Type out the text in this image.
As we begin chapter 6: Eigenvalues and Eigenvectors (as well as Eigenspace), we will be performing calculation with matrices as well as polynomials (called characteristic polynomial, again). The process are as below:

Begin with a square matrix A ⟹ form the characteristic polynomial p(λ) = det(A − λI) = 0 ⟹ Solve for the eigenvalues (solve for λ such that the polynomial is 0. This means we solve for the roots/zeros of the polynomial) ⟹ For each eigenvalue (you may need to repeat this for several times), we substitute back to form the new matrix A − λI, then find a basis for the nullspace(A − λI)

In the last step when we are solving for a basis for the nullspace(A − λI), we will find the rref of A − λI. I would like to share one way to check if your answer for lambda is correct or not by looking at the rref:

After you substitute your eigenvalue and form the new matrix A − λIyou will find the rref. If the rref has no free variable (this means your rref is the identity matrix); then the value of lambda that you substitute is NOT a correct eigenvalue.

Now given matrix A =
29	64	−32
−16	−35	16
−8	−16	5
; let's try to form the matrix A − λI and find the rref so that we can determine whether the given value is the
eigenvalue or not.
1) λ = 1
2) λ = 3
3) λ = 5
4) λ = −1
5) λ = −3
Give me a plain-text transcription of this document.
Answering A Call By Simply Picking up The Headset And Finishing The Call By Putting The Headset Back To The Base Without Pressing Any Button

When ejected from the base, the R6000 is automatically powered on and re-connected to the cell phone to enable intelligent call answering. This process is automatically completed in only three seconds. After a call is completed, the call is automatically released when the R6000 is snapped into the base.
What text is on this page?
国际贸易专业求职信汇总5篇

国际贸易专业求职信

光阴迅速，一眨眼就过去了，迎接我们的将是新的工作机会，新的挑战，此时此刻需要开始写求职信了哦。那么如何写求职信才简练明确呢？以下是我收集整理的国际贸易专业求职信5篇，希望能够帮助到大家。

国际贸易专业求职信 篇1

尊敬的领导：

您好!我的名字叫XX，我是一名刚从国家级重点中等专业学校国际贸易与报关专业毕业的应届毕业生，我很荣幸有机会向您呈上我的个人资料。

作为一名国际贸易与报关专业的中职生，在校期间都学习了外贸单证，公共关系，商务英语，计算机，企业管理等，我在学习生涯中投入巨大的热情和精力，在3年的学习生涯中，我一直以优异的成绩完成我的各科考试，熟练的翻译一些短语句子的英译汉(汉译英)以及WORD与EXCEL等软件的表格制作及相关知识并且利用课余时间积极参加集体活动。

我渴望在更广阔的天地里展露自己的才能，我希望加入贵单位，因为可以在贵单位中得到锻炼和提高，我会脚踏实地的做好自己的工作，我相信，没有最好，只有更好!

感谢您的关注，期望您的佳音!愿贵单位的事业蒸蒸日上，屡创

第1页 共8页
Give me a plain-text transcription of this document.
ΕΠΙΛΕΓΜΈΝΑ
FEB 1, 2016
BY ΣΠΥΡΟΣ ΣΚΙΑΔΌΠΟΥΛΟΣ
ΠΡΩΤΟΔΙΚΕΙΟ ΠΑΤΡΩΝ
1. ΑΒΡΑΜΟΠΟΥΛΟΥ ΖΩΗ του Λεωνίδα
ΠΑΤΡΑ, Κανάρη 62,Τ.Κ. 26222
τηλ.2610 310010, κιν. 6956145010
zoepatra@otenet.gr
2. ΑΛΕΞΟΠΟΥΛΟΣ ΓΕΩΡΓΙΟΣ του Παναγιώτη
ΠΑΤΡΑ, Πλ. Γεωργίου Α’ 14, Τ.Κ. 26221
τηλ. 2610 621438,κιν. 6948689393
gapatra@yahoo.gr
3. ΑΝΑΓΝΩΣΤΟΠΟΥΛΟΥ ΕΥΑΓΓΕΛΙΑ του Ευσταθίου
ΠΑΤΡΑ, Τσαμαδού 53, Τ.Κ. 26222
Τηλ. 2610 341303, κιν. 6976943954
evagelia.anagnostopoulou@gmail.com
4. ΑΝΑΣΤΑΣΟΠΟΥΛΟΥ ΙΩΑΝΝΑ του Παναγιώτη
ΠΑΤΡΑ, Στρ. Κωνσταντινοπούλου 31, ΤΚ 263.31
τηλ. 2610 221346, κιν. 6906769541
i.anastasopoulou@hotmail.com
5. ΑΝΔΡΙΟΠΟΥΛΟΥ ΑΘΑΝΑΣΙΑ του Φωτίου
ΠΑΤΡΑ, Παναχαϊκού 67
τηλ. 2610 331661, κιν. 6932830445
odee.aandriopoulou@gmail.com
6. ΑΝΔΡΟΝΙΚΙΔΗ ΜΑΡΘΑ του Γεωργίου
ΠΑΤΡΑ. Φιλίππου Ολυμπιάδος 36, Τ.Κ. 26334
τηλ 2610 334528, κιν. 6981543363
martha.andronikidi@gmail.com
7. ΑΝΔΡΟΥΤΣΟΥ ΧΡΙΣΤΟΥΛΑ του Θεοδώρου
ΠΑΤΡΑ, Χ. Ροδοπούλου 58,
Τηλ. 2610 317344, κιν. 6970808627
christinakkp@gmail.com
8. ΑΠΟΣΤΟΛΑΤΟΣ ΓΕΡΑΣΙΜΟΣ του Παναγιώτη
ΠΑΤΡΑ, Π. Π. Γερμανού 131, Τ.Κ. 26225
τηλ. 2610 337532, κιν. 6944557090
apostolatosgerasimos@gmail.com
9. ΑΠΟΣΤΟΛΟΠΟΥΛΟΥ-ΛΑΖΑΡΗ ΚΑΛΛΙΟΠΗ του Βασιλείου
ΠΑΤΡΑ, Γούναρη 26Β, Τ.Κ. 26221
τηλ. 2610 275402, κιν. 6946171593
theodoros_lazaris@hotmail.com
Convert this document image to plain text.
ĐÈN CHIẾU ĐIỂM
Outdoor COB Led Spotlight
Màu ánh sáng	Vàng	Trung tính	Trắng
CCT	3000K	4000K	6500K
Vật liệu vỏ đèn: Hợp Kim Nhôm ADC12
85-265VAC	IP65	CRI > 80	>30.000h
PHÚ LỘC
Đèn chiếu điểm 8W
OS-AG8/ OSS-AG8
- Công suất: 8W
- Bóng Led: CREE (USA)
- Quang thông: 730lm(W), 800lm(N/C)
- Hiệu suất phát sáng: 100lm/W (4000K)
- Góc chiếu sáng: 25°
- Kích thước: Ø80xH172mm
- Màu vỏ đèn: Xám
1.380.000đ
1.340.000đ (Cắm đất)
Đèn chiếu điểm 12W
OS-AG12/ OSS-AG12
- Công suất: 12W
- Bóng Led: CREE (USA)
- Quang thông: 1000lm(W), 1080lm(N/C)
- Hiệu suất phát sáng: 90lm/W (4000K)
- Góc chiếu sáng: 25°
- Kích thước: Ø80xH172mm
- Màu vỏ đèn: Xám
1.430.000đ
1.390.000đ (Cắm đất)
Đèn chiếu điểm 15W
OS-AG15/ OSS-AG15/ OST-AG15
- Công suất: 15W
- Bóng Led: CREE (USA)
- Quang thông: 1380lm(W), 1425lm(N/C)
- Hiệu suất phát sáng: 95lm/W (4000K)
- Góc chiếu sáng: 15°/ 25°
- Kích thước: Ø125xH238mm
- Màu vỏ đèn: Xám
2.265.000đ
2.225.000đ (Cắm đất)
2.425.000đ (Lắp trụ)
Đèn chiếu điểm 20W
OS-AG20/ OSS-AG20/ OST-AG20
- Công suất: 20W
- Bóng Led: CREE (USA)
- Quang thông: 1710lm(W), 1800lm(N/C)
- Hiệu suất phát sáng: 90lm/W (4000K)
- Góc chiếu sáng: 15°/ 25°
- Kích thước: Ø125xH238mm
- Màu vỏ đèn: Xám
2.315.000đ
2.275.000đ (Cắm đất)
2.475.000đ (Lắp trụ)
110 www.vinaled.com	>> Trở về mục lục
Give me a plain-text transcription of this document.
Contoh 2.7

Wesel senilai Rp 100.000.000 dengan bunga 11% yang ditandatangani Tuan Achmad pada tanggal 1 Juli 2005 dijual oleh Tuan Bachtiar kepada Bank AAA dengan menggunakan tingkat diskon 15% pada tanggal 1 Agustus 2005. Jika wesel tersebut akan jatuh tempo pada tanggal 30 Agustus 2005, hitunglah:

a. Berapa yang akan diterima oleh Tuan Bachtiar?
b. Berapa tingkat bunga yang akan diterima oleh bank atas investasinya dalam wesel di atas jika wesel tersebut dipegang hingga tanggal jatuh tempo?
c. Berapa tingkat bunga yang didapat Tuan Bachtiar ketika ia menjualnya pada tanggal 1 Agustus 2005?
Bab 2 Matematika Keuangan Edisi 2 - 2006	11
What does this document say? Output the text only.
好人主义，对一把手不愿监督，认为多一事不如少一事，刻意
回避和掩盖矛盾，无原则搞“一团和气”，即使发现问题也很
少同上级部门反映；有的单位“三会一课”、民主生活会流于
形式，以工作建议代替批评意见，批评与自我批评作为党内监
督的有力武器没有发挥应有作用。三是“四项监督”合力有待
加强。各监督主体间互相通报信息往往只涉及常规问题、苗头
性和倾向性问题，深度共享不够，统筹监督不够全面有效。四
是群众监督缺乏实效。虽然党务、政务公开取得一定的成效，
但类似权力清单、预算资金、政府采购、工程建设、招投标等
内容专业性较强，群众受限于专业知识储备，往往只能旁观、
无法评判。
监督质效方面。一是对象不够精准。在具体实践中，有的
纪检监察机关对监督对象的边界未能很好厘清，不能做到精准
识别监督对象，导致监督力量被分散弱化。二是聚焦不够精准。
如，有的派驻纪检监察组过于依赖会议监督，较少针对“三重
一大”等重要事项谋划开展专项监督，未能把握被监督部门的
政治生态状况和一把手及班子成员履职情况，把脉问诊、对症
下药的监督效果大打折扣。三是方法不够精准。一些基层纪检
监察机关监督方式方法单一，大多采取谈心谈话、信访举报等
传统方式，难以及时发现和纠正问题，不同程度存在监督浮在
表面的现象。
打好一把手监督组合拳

______________________________

■ **Given exercise**:
Copy all lines from the listing that contain "Quang".

■ **Answer below**:
- Quang thông: 730lm(W), 800lm(N/C)
- Quang thông: 1000lm(W), 1080lm(N/C)
- Quang thông: 1380lm(W), 1425lm(N/C)
- Quang thông: 1710lm(W), 1800lm(N/C)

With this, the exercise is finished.